EXERCISE DIRECTIONS
Extract the whole listing as it stands. Do not include the pictures.

ENTRIES SUPPLIED
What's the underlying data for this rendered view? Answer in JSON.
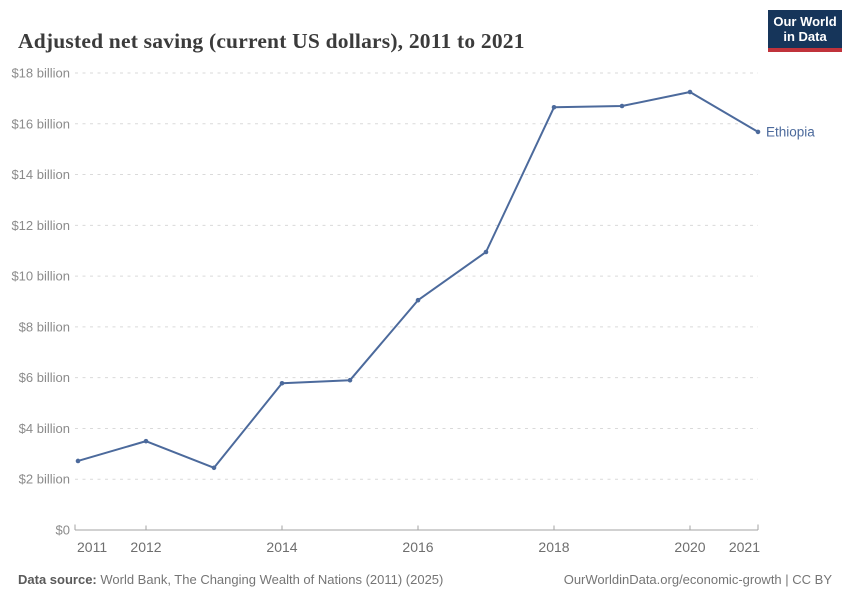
{
  "header": {
    "title": "Adjusted net saving (current US dollars), 2011 to 2021",
    "logo": {
      "line1": "Our World",
      "line2": "in Data"
    }
  },
  "chart_data": {
    "type": "line",
    "title": "Adjusted net saving (current US dollars), 2011 to 2021",
    "x": [
      2011,
      2012,
      2013,
      2014,
      2015,
      2016,
      2017,
      2018,
      2019,
      2020,
      2021
    ],
    "series": [
      {
        "name": "Ethiopia",
        "color": "#4c6a9c",
        "unit": "current US$, billions",
        "values": [
          2.72,
          3.5,
          2.45,
          5.78,
          5.9,
          9.05,
          10.95,
          16.65,
          16.7,
          17.25,
          15.68
        ]
      }
    ],
    "ylim": [
      0,
      18
    ],
    "yticks": [
      {
        "value": 0,
        "label": "$0"
      },
      {
        "value": 2,
        "label": "$2 billion"
      },
      {
        "value": 4,
        "label": "$4 billion"
      },
      {
        "value": 6,
        "label": "$6 billion"
      },
      {
        "value": 8,
        "label": "$8 billion"
      },
      {
        "value": 10,
        "label": "$10 billion"
      },
      {
        "value": 12,
        "label": "$12 billion"
      },
      {
        "value": 14,
        "label": "$14 billion"
      },
      {
        "value": 16,
        "label": "$16 billion"
      },
      {
        "value": 18,
        "label": "$18 billion"
      }
    ],
    "xticks": [
      {
        "value": 2011,
        "label": "2011",
        "align": "start"
      },
      {
        "value": 2012,
        "label": "2012"
      },
      {
        "value": 2014,
        "label": "2014"
      },
      {
        "value": 2016,
        "label": "2016"
      },
      {
        "value": 2018,
        "label": "2018"
      },
      {
        "value": 2020,
        "label": "2020"
      },
      {
        "value": 2021,
        "label": "2021",
        "align": "end"
      }
    ],
    "grid": {
      "horizontal": true,
      "style": "dashed",
      "legend": "end-of-line label"
    },
    "end_label": "Ethiopia"
  },
  "footer": {
    "source_label": "Data source:",
    "source_text": " World Bank, The Changing Wealth of Nations (2011) (2025)",
    "credit": "OurWorldinData.org/economic-growth | CC BY"
  },
  "colors": {
    "line": "#4c6a9c",
    "grid": "#dadada",
    "axis": "#a3a3a3",
    "y_tick_label": "#8b8b8b",
    "x_tick_label": "#6e6e6e",
    "title_text": "#3b3b3b",
    "footer_text": "#757575",
    "footer_label": "#5a5a5a",
    "logo_bg": "#16355a",
    "logo_stripe": "#c0333b"
  }
}
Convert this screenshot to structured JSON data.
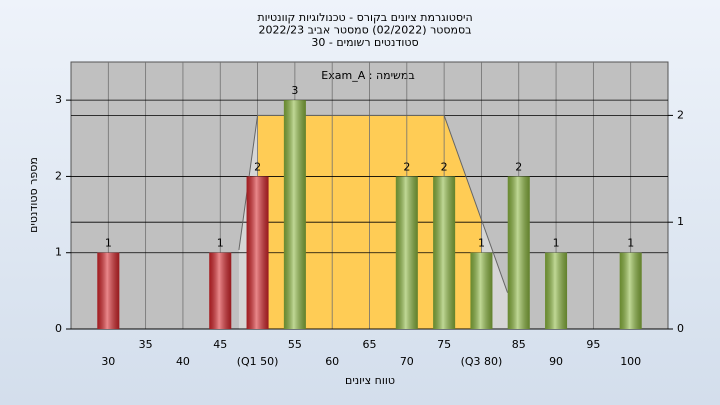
{
  "chart_data": {
    "type": "bar",
    "title": [
      "היסטוגרמת ציונים בקורס - טכנולוגיות קוונטיות",
      "בסמסטר  (02/2022)  סמסטר אביב 2022/23",
      "סטודנטים רשומים - 30"
    ],
    "annotation": "Exam_A : במשימה",
    "xlabel": "טווח ציונים",
    "ylabel": "מספר סטודנטים",
    "x": [
      30,
      45,
      50,
      55,
      70,
      75,
      80,
      85,
      90,
      100
    ],
    "values": [
      1,
      1,
      2,
      3,
      2,
      2,
      1,
      2,
      1,
      1
    ],
    "colors": [
      "#d8262b",
      "#d8262b",
      "#d8262b",
      "#8cb83f",
      "#8cb83f",
      "#8cb83f",
      "#8cb83f",
      "#8cb83f",
      "#8cb83f",
      "#8cb83f"
    ],
    "xlim": [
      25,
      105
    ],
    "xticks": [
      30,
      35,
      40,
      45,
      {
        "value": 50,
        "label": "(Q1 50)"
      },
      55,
      60,
      65,
      70,
      75,
      {
        "value": 80,
        "label": "(Q3 80)"
      },
      85,
      90,
      95,
      100
    ],
    "ylim": [
      0,
      3.5
    ],
    "yticks": [
      0,
      1,
      2,
      3
    ],
    "y2lim": [
      0,
      2.5
    ],
    "y2ticks": [
      0,
      1,
      2
    ],
    "curve": {
      "axis": "y2",
      "x": [
        47.5,
        50,
        75,
        83.5
      ],
      "values": [
        0.74,
        2,
        2,
        0.34
      ],
      "color": "#ffcc55",
      "shade": "#d6d6d6"
    },
    "grid": true
  }
}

THE REPLY
What's the underlying data for this rendered view? Answer in JSON.
{
  "header": {
    "title": "Adjusted net saving (current US dollars), 2011 to 2021",
    "logo": {
      "line1": "Our World",
      "line2": "in Data"
    }
  },
  "chart_data": {
    "type": "line",
    "title": "Adjusted net saving (current US dollars), 2011 to 2021",
    "x": [
      2011,
      2012,
      2013,
      2014,
      2015,
      2016,
      2017,
      2018,
      2019,
      2020,
      2021
    ],
    "series": [
      {
        "name": "Ethiopia",
        "color": "#4c6a9c",
        "unit": "current US$, billions",
        "values": [
          2.72,
          3.5,
          2.45,
          5.78,
          5.9,
          9.05,
          10.95,
          16.65,
          16.7,
          17.25,
          15.68
        ]
      }
    ],
    "ylim": [
      0,
      18
    ],
    "yticks": [
      {
        "value": 0,
        "label": "$0"
      },
      {
        "value": 2,
        "label": "$2 billion"
      },
      {
        "value": 4,
        "label": "$4 billion"
      },
      {
        "value": 6,
        "label": "$6 billion"
      },
      {
        "value": 8,
        "label": "$8 billion"
      },
      {
        "value": 10,
        "label": "$10 billion"
      },
      {
        "value": 12,
        "label": "$12 billion"
      },
      {
        "value": 14,
        "label": "$14 billion"
      },
      {
        "value": 16,
        "label": "$16 billion"
      },
      {
        "value": 18,
        "label": "$18 billion"
      }
    ],
    "xticks": [
      {
        "value": 2011,
        "label": "2011",
        "align": "start"
      },
      {
        "value": 2012,
        "label": "2012"
      },
      {
        "value": 2014,
        "label": "2014"
      },
      {
        "value": 2016,
        "label": "2016"
      },
      {
        "value": 2018,
        "label": "2018"
      },
      {
        "value": 2020,
        "label": "2020"
      },
      {
        "value": 2021,
        "label": "2021",
        "align": "end"
      }
    ],
    "grid": {
      "horizontal": true,
      "style": "dashed",
      "legend": "end-of-line label"
    },
    "end_label": "Ethiopia"
  },
  "footer": {
    "source_label": "Data source:",
    "source_text": " World Bank, The Changing Wealth of Nations (2011) (2025)",
    "credit": "OurWorldinData.org/economic-growth | CC BY"
  },
  "colors": {
    "line": "#4c6a9c",
    "grid": "#dadada",
    "axis": "#a3a3a3",
    "y_tick_label": "#8b8b8b",
    "x_tick_label": "#6e6e6e",
    "title_text": "#3b3b3b",
    "footer_text": "#757575",
    "footer_label": "#5a5a5a",
    "logo_bg": "#16355a",
    "logo_stripe": "#c0333b"
  }
}
Convert this screenshot to structured JSON data.
{
  "chart_data": {
    "type": "bar",
    "title": [
      "היסטוגרמת ציונים בקורס - טכנולוגיות קוונטיות",
      "בסמסטר  (02/2022)  סמסטר אביב 2022/23",
      "סטודנטים רשומים - 30"
    ],
    "annotation": "Exam_A : במשימה",
    "xlabel": "טווח ציונים",
    "ylabel": "מספר סטודנטים",
    "x": [
      30,
      45,
      50,
      55,
      70,
      75,
      80,
      85,
      90,
      100
    ],
    "values": [
      1,
      1,
      2,
      3,
      2,
      2,
      1,
      2,
      1,
      1
    ],
    "colors": [
      "#d8262b",
      "#d8262b",
      "#d8262b",
      "#8cb83f",
      "#8cb83f",
      "#8cb83f",
      "#8cb83f",
      "#8cb83f",
      "#8cb83f",
      "#8cb83f"
    ],
    "xlim": [
      25,
      105
    ],
    "xticks": [
      30,
      35,
      40,
      45,
      {
        "value": 50,
        "label": "(Q1 50)"
      },
      55,
      60,
      65,
      70,
      75,
      {
        "value": 80,
        "label": "(Q3 80)"
      },
      85,
      90,
      95,
      100
    ],
    "ylim": [
      0,
      3.5
    ],
    "yticks": [
      0,
      1,
      2,
      3
    ],
    "y2lim": [
      0,
      2.5
    ],
    "y2ticks": [
      0,
      1,
      2
    ],
    "curve": {
      "axis": "y2",
      "x": [
        47.5,
        50,
        75,
        83.5
      ],
      "values": [
        0.74,
        2,
        2,
        0.34
      ],
      "color": "#ffcc55",
      "shade": "#d6d6d6"
    },
    "grid": true
  }
}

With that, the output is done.